● **What is required**:
Whenever a line contains the string "kejadian", copy it out of the entries.

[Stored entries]
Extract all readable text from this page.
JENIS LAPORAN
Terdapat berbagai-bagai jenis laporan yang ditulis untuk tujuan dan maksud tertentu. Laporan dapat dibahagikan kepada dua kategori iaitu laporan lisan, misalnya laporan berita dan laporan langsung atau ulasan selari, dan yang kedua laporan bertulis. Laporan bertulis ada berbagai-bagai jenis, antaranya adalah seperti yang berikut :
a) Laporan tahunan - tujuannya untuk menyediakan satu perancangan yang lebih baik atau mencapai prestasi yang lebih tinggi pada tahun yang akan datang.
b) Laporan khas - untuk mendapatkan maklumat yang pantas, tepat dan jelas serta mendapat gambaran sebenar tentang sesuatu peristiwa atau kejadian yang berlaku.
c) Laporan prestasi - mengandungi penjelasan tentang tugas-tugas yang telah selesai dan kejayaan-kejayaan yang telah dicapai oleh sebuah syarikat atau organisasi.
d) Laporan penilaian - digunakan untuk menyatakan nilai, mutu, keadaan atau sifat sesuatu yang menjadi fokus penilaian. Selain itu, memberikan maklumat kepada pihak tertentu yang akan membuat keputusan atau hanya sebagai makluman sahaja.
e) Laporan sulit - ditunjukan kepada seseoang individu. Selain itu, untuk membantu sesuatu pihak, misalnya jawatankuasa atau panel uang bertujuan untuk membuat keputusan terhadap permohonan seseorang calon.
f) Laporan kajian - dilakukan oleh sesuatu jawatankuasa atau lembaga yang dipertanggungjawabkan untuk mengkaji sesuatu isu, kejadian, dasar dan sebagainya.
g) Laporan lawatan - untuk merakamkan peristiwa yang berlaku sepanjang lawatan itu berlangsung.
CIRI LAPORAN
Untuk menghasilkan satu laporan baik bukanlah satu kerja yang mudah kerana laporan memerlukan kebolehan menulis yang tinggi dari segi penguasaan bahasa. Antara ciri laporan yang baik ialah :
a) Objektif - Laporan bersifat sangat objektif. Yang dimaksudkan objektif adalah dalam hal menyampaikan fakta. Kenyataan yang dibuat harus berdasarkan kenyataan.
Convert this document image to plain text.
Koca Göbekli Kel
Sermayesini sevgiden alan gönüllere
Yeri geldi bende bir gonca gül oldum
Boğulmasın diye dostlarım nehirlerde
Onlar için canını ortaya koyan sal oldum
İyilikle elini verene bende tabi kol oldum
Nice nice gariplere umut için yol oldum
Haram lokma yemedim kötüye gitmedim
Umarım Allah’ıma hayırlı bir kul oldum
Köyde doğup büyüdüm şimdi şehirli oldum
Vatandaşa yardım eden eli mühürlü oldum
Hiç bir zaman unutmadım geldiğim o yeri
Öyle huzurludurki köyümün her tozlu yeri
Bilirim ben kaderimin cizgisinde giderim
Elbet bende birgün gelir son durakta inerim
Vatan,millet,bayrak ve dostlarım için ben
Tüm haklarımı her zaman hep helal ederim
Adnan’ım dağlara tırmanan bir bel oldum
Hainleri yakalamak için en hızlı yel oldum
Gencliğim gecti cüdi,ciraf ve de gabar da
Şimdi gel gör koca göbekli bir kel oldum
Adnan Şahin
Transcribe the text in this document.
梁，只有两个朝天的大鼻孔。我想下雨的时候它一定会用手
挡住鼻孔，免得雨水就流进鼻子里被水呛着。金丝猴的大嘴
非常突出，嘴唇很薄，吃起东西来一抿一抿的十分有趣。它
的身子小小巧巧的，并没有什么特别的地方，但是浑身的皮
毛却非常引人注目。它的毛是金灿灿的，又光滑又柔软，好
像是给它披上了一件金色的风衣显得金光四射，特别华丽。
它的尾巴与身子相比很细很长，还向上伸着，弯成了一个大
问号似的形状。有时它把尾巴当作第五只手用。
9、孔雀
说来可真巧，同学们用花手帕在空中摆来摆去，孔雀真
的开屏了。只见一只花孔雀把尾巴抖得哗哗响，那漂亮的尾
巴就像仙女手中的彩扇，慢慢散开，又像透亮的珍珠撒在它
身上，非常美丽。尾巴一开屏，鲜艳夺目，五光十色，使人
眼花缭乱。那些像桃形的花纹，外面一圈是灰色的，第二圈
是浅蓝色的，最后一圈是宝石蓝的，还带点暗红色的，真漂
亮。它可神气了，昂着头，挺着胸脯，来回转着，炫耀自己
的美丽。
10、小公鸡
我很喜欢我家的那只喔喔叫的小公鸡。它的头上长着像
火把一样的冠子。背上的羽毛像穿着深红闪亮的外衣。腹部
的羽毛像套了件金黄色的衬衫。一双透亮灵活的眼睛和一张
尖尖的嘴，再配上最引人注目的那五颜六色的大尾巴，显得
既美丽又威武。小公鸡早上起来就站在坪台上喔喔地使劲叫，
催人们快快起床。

● **Task answer**:
b) Laporan khas - untuk mendapatkan maklumat yang pantas, tepat dan jelas serta mendapat gambaran sebenar tentang sesuatu peristiwa atau kejadian yang berlaku.
f) Laporan kajian - dilakukan oleh sesuatu jawatankuasa atau lembaga yang dipertanggungjawabkan untuk mengkaji sesuatu isu, kejadian, dasar dan sebagainya.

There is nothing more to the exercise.